STATED TASK: Search the entries for the word "JSON" and pull out each line that has it.

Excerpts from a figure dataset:
↓↓↓

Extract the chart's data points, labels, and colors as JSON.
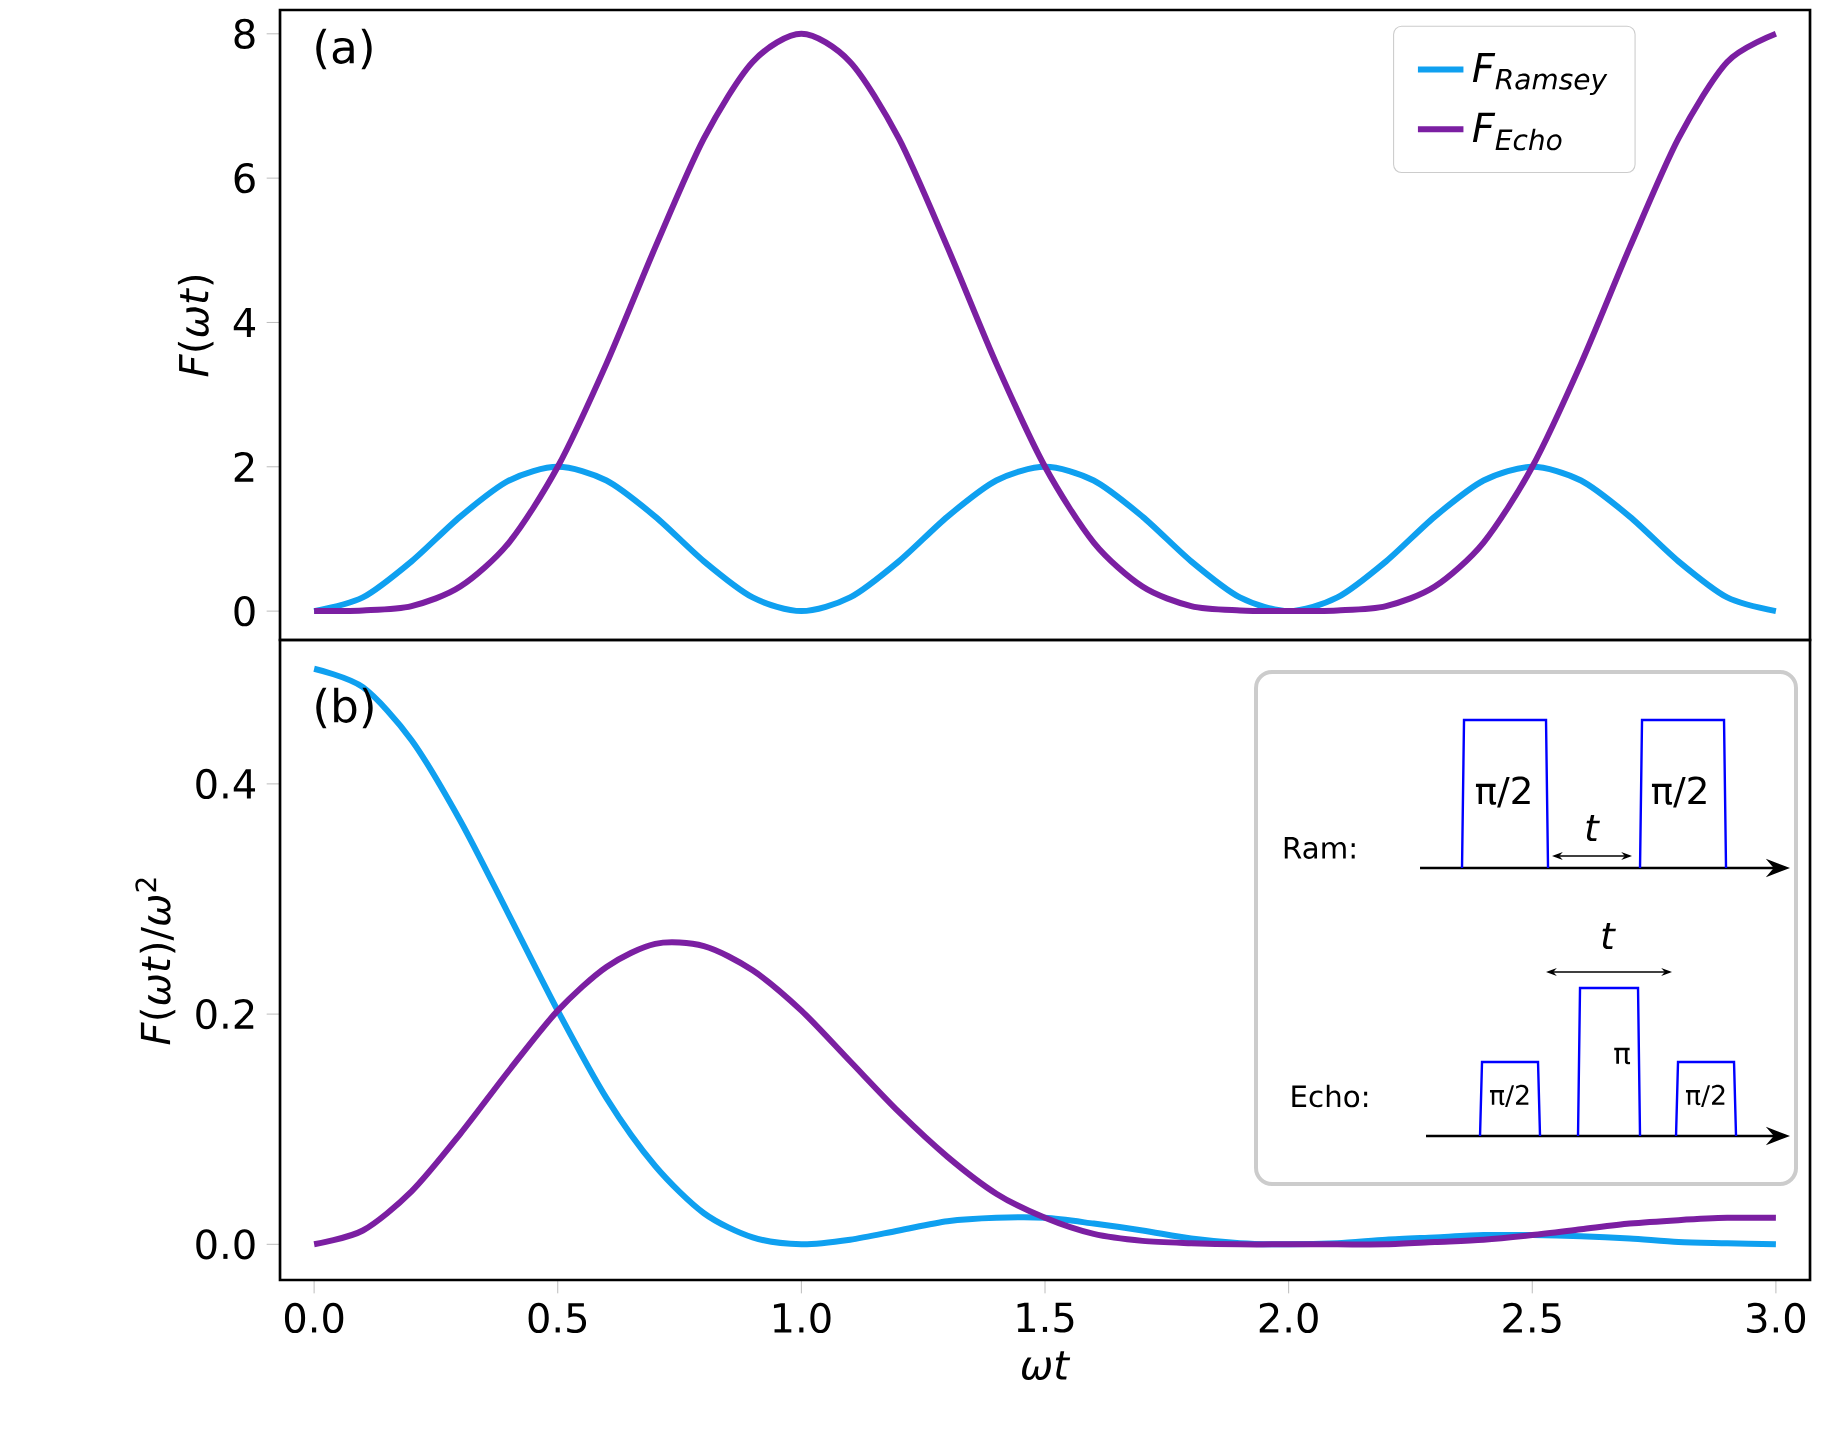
{
  "chart_data": [
    {
      "type": "line",
      "ylabel": "*F*(*ωt*)",
      "annotations": [
        "(a)"
      ],
      "legend": "top right",
      "tick_labels": "y",
      "xlim": [
        -0.07,
        3.07
      ],
      "ylim": [
        -0.4,
        8.33
      ],
      "yticks": [
        0,
        2,
        4,
        6,
        8
      ],
      "x": [
        0,
        0.1,
        0.2,
        0.3,
        0.4,
        0.5,
        0.6,
        0.7,
        0.8,
        0.9,
        1.0,
        1.1,
        1.2,
        1.3,
        1.4,
        1.5,
        1.6,
        1.7,
        1.8,
        1.9,
        2.0,
        2.1,
        2.2,
        2.3,
        2.4,
        2.5,
        2.6,
        2.7,
        2.8,
        2.9,
        3.0
      ],
      "series": [
        {
          "name": "F$_{Ramsey}$",
          "color": "#0fa0f0",
          "values": [
            0,
            0.19,
            0.69,
            1.31,
            1.81,
            2,
            1.81,
            1.31,
            0.69,
            0.19,
            0,
            0.19,
            0.69,
            1.31,
            1.81,
            2,
            1.81,
            1.31,
            0.69,
            0.19,
            0,
            0.19,
            0.69,
            1.31,
            1.81,
            2,
            1.81,
            1.31,
            0.69,
            0.19,
            0
          ]
        },
        {
          "name": "F$_{Echo}$",
          "color": "#7b1fa2",
          "values": [
            0,
            0.01,
            0.07,
            0.34,
            0.95,
            2,
            3.43,
            5.04,
            6.55,
            7.61,
            8,
            7.61,
            6.55,
            5.04,
            3.43,
            2,
            0.95,
            0.34,
            0.07,
            0.01,
            0,
            0.01,
            0.07,
            0.34,
            0.95,
            2,
            3.43,
            5.04,
            6.55,
            7.61,
            8
          ]
        }
      ]
    },
    {
      "type": "line",
      "xlabel": "*ωt*",
      "ylabel": "*F*(*ωt*)/*ω*$^{2}$",
      "annotations": [
        "(b)",
        "Ram:",
        "π/2",
        "*t*",
        "π/2",
        "Echo:",
        "*t*",
        "π/2",
        "π",
        "π/2"
      ],
      "xlim": [
        -0.07,
        3.07
      ],
      "ylim": [
        -0.031,
        0.525
      ],
      "xticks": [
        {
          "value": 0,
          "label": "0.0"
        },
        {
          "value": 0.5,
          "label": "0.5"
        },
        {
          "value": 1,
          "label": "1.0"
        },
        {
          "value": 1.5,
          "label": "1.5"
        },
        {
          "value": 2,
          "label": "2.0"
        },
        {
          "value": 2.5,
          "label": "2.5"
        },
        {
          "value": 3,
          "label": "3.0"
        }
      ],
      "yticks": [
        {
          "value": 0,
          "label": "0.0"
        },
        {
          "value": 0.2,
          "label": "0.2"
        },
        {
          "value": 0.4,
          "label": "0.4"
        }
      ],
      "x": [
        0,
        0.1,
        0.2,
        0.3,
        0.4,
        0.5,
        0.6,
        0.7,
        0.8,
        0.9,
        1.0,
        1.1,
        1.2,
        1.3,
        1.4,
        1.5,
        1.6,
        1.7,
        1.8,
        1.9,
        2.0,
        2.1,
        2.2,
        2.3,
        2.4,
        2.5,
        2.6,
        2.7,
        2.8,
        2.9,
        3.0
      ],
      "series": [
        {
          "color": "#0fa0f0",
          "values": [
            0.5,
            0.484,
            0.438,
            0.368,
            0.286,
            0.203,
            0.127,
            0.068,
            0.027,
            0.006,
            0,
            0.004,
            0.012,
            0.02,
            0.023,
            0.023,
            0.018,
            0.012,
            0.005,
            0.001,
            0,
            0.001,
            0.004,
            0.006,
            0.008,
            0.008,
            0.007,
            0.005,
            0.002,
            0.001,
            0
          ]
        },
        {
          "color": "#7b1fa2",
          "values": [
            0,
            0.012,
            0.046,
            0.096,
            0.151,
            0.203,
            0.241,
            0.261,
            0.259,
            0.238,
            0.203,
            0.159,
            0.115,
            0.076,
            0.044,
            0.023,
            0.009,
            0.003,
            0.001,
            0,
            0,
            0,
            0,
            0.002,
            0.004,
            0.008,
            0.013,
            0.018,
            0.021,
            0.023,
            0.023
          ]
        }
      ]
    }
  ]
}
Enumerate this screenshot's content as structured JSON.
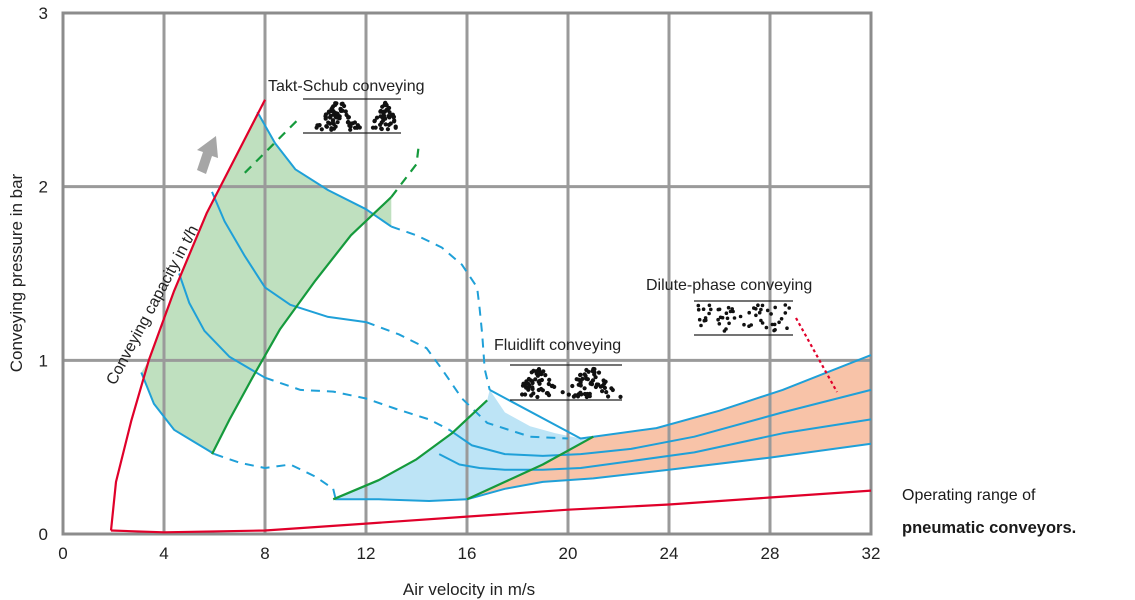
{
  "chart_data": {
    "type": "line",
    "xlabel": "Air velocity in m/s",
    "ylabel": "Conveying pressure in bar",
    "xlim": [
      0,
      32
    ],
    "ylim": [
      0,
      3
    ],
    "xticks": [
      0,
      4,
      8,
      12,
      16,
      20,
      24,
      28,
      32
    ],
    "yticks": [
      0,
      1,
      2,
      3
    ],
    "grid": true,
    "colors": {
      "grid": "#9a9a9a",
      "frame": "#8c8c8c",
      "boundary": "#e0002a",
      "blue": "#1fa0d8",
      "green": "#159a3c",
      "fill_green": "#bfe0bf",
      "fill_blue": "#bde4f6",
      "fill_salmon": "#f8c3a8",
      "arrow": "#a6a6a6"
    },
    "annotations": {
      "takt": "Takt-Schub conveying",
      "fluid": "Fluidlift conveying",
      "dilute": "Dilute-phase conveying",
      "capacity": "Conveying capacity in t/h"
    },
    "boundary_curves": [
      {
        "points": [
          [
            1.9,
            0.02
          ],
          [
            2.1,
            0.3
          ],
          [
            2.7,
            0.65
          ],
          [
            3.4,
            1.0
          ],
          [
            4.4,
            1.4
          ],
          [
            5.7,
            1.85
          ],
          [
            8,
            2.5
          ]
        ]
      },
      {
        "points": [
          [
            1.9,
            0.02
          ],
          [
            4,
            0.01
          ],
          [
            8,
            0.02
          ],
          [
            12,
            0.06
          ],
          [
            16,
            0.1
          ],
          [
            20,
            0.14
          ],
          [
            24,
            0.17
          ],
          [
            28,
            0.21
          ],
          [
            32,
            0.25
          ]
        ]
      }
    ],
    "blue_curves": [
      {
        "points": [
          [
            7.7,
            2.43
          ],
          [
            8.4,
            2.25
          ],
          [
            9.2,
            2.1
          ],
          [
            10.5,
            1.98
          ],
          [
            12,
            1.87
          ],
          [
            13,
            1.77
          ]
        ],
        "dash": false
      },
      {
        "points": [
          [
            13,
            1.77
          ],
          [
            14,
            1.72
          ],
          [
            15,
            1.65
          ],
          [
            15.8,
            1.55
          ],
          [
            16.4,
            1.42
          ],
          [
            16.5,
            1.3
          ],
          [
            16.6,
            1.15
          ],
          [
            16.7,
            0.95
          ],
          [
            16.9,
            0.83
          ]
        ],
        "dash": true
      },
      {
        "points": [
          [
            5.9,
            1.97
          ],
          [
            6.4,
            1.8
          ],
          [
            7.2,
            1.6
          ],
          [
            8,
            1.42
          ],
          [
            9,
            1.32
          ],
          [
            10.5,
            1.25
          ],
          [
            12,
            1.22
          ]
        ],
        "dash": false
      },
      {
        "points": [
          [
            12,
            1.22
          ],
          [
            13.3,
            1.15
          ],
          [
            14.4,
            1.07
          ],
          [
            15,
            0.95
          ],
          [
            15.8,
            0.78
          ],
          [
            16.8,
            0.64
          ],
          [
            18.5,
            0.56
          ],
          [
            20,
            0.55
          ]
        ],
        "dash": true
      },
      {
        "points": [
          [
            4.6,
            1.5
          ],
          [
            5,
            1.33
          ],
          [
            5.6,
            1.17
          ],
          [
            6.6,
            1.02
          ],
          [
            8,
            0.9
          ]
        ],
        "dash": false
      },
      {
        "points": [
          [
            8,
            0.9
          ],
          [
            9.4,
            0.83
          ],
          [
            10.7,
            0.82
          ],
          [
            12,
            0.78
          ],
          [
            13.2,
            0.72
          ],
          [
            14.5,
            0.66
          ],
          [
            15.3,
            0.6
          ]
        ],
        "dash": true
      },
      {
        "points": [
          [
            15.3,
            0.6
          ],
          [
            16.2,
            0.51
          ],
          [
            17.5,
            0.46
          ],
          [
            19,
            0.45
          ],
          [
            20.5,
            0.46
          ],
          [
            22.5,
            0.49
          ],
          [
            25,
            0.56
          ],
          [
            28.5,
            0.7
          ],
          [
            32,
            0.83
          ]
        ],
        "dash": false
      },
      {
        "points": [
          [
            3.1,
            0.93
          ],
          [
            3.6,
            0.75
          ],
          [
            4.4,
            0.6
          ],
          [
            5.2,
            0.53
          ],
          [
            6,
            0.46
          ]
        ],
        "dash": false
      },
      {
        "points": [
          [
            6,
            0.46
          ],
          [
            7,
            0.41
          ],
          [
            8,
            0.38
          ],
          [
            9,
            0.4
          ],
          [
            10,
            0.33
          ],
          [
            10.7,
            0.26
          ]
        ],
        "dash": true
      },
      {
        "points": [
          [
            10.7,
            0.26
          ],
          [
            10.8,
            0.2
          ],
          [
            12.5,
            0.2
          ],
          [
            14.5,
            0.19
          ],
          [
            16,
            0.2
          ]
        ],
        "dash": false
      },
      {
        "points": [
          [
            14.9,
            0.46
          ],
          [
            15.7,
            0.4
          ],
          [
            16.5,
            0.38
          ],
          [
            17.5,
            0.37
          ],
          [
            19,
            0.37
          ],
          [
            20.5,
            0.38
          ],
          [
            22.5,
            0.42
          ],
          [
            25,
            0.47
          ],
          [
            28.5,
            0.58
          ],
          [
            32,
            0.66
          ]
        ],
        "dash": false
      },
      {
        "points": [
          [
            16,
            0.2
          ],
          [
            17.5,
            0.26
          ],
          [
            19,
            0.3
          ],
          [
            21,
            0.32
          ],
          [
            24,
            0.37
          ],
          [
            28,
            0.44
          ],
          [
            32,
            0.52
          ]
        ],
        "dash": false
      },
      {
        "points": [
          [
            16.9,
            0.83
          ],
          [
            20.5,
            0.55
          ],
          [
            23.5,
            0.61
          ],
          [
            26,
            0.71
          ],
          [
            28.5,
            0.83
          ],
          [
            32,
            1.03
          ]
        ],
        "dash": false
      }
    ],
    "green_curves": [
      {
        "points": [
          [
            5.9,
            0.46
          ],
          [
            6.6,
            0.66
          ],
          [
            7.5,
            0.9
          ],
          [
            8.6,
            1.18
          ],
          [
            10,
            1.46
          ],
          [
            11.4,
            1.72
          ],
          [
            13,
            1.94
          ]
        ],
        "dash": false
      },
      {
        "points": [
          [
            13,
            1.94
          ],
          [
            14,
            2.13
          ],
          [
            14.1,
            2.25
          ]
        ],
        "dash": true
      },
      {
        "points": [
          [
            10.7,
            0.2
          ],
          [
            12.5,
            0.31
          ],
          [
            14,
            0.43
          ],
          [
            15.4,
            0.58
          ],
          [
            16.8,
            0.77
          ]
        ],
        "dash": false
      },
      {
        "points": [
          [
            16,
            0.2
          ],
          [
            17.5,
            0.3
          ],
          [
            19,
            0.4
          ],
          [
            21,
            0.56
          ]
        ],
        "dash": false
      },
      {
        "points": [
          [
            7.2,
            2.08
          ],
          [
            9.4,
            2.4
          ]
        ],
        "dash": true
      }
    ],
    "fill_regions": [
      {
        "name": "green",
        "points": [
          [
            3.1,
            0.93
          ],
          [
            3.4,
            1.0
          ],
          [
            4.4,
            1.4
          ],
          [
            5.7,
            1.85
          ],
          [
            7.7,
            2.43
          ],
          [
            8.4,
            2.25
          ],
          [
            9.2,
            2.1
          ],
          [
            10.5,
            1.98
          ],
          [
            12,
            1.87
          ],
          [
            13,
            1.77
          ],
          [
            13,
            1.94
          ],
          [
            11.4,
            1.72
          ],
          [
            10,
            1.46
          ],
          [
            8.6,
            1.18
          ],
          [
            7.5,
            0.9
          ],
          [
            6.6,
            0.66
          ],
          [
            5.9,
            0.46
          ],
          [
            5.2,
            0.53
          ],
          [
            4.4,
            0.6
          ],
          [
            3.6,
            0.75
          ]
        ]
      },
      {
        "name": "blue",
        "points": [
          [
            10.7,
            0.2
          ],
          [
            12.5,
            0.31
          ],
          [
            14,
            0.43
          ],
          [
            15.4,
            0.58
          ],
          [
            16.8,
            0.77
          ],
          [
            16.9,
            0.83
          ],
          [
            17.5,
            0.7
          ],
          [
            18.5,
            0.62
          ],
          [
            19.5,
            0.58
          ],
          [
            20.5,
            0.55
          ],
          [
            21,
            0.56
          ],
          [
            19,
            0.4
          ],
          [
            17.5,
            0.3
          ],
          [
            16,
            0.2
          ],
          [
            14.5,
            0.19
          ],
          [
            12.5,
            0.2
          ],
          [
            10.8,
            0.2
          ]
        ]
      },
      {
        "name": "salmon",
        "points": [
          [
            16,
            0.2
          ],
          [
            17.5,
            0.3
          ],
          [
            19,
            0.4
          ],
          [
            21,
            0.56
          ],
          [
            23.5,
            0.61
          ],
          [
            26,
            0.71
          ],
          [
            28.5,
            0.83
          ],
          [
            32,
            1.03
          ],
          [
            32,
            0.52
          ],
          [
            28,
            0.44
          ],
          [
            24,
            0.37
          ],
          [
            21,
            0.32
          ],
          [
            19,
            0.3
          ],
          [
            17.5,
            0.26
          ]
        ]
      }
    ]
  },
  "caption": {
    "line1": "Operating range of",
    "line2": "pneumatic conveyors."
  }
}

↑↑↑

EXERCISE ANSWER:
Extract the chart's data points, labels, and colors as JSON.
Enumerate this screenshot's content as structured JSON.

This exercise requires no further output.